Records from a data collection
'''

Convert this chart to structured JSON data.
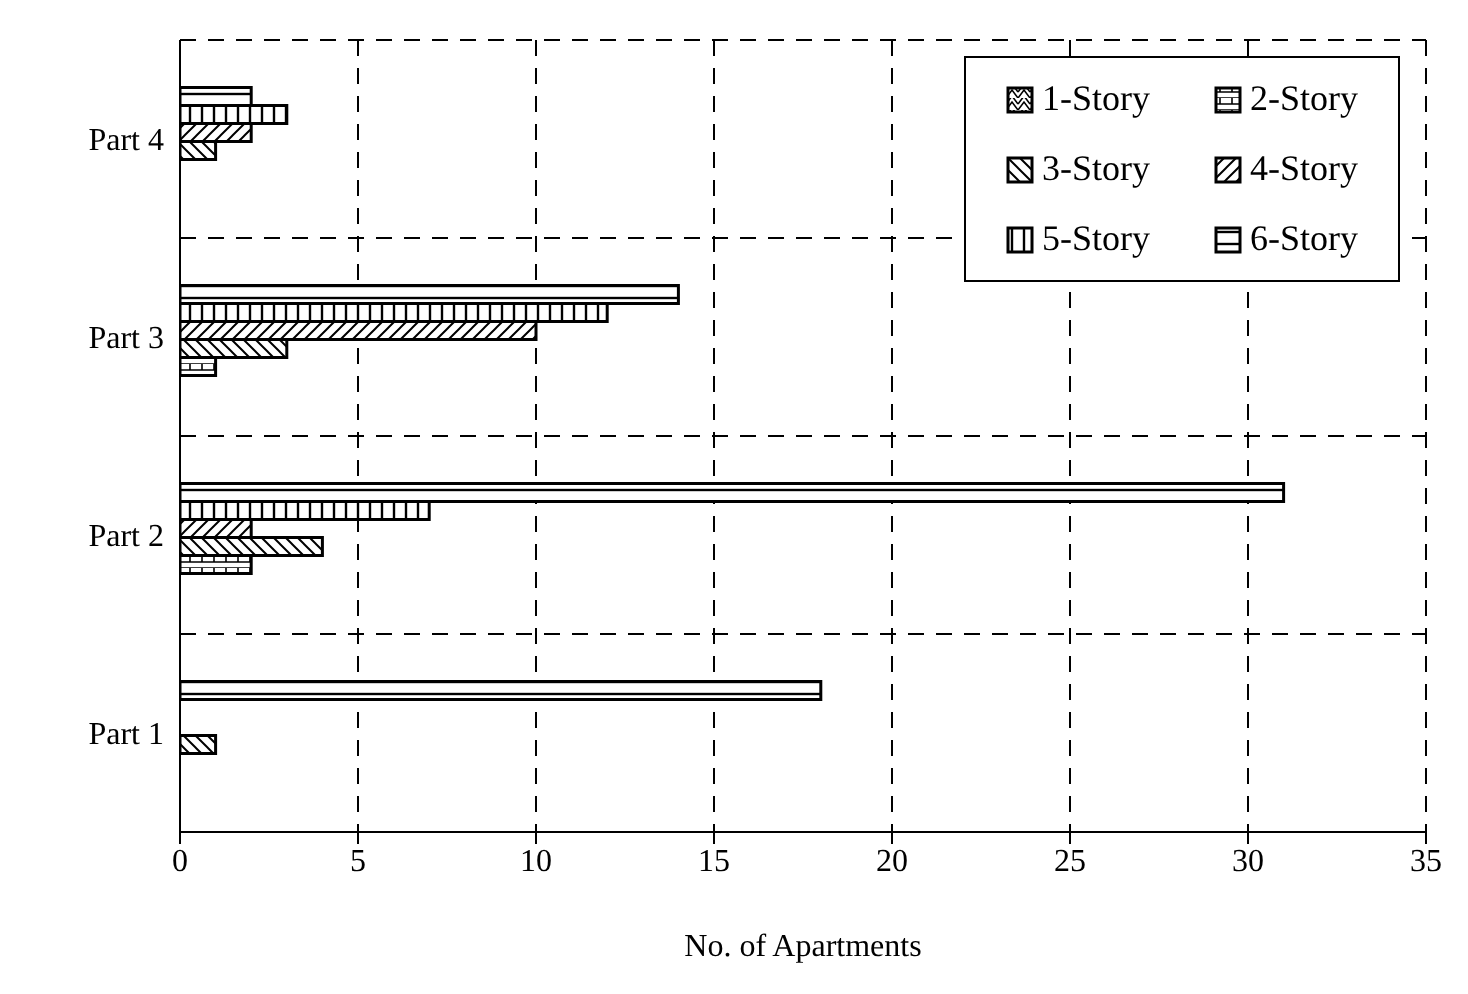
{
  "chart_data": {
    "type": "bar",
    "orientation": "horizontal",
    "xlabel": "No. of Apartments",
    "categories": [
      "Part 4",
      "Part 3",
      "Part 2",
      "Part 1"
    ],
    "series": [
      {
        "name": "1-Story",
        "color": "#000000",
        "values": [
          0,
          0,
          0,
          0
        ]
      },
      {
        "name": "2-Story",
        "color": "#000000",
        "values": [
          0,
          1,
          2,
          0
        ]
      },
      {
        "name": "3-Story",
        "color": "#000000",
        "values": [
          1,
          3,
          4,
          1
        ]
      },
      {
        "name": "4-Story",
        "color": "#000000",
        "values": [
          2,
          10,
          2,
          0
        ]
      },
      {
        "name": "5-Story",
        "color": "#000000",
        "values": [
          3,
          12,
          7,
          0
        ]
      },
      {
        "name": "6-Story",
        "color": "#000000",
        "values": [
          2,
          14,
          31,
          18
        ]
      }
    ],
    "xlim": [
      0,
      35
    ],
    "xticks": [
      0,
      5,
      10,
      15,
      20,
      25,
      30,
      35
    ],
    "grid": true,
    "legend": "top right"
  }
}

'''

### Prompt
Copy each line of the data above that holds "name".

### Result
        "name": "1-Story",
        "name": "2-Story",
        "name": "3-Story",
        "name": "4-Story",
        "name": "5-Story",
        "name": "6-Story",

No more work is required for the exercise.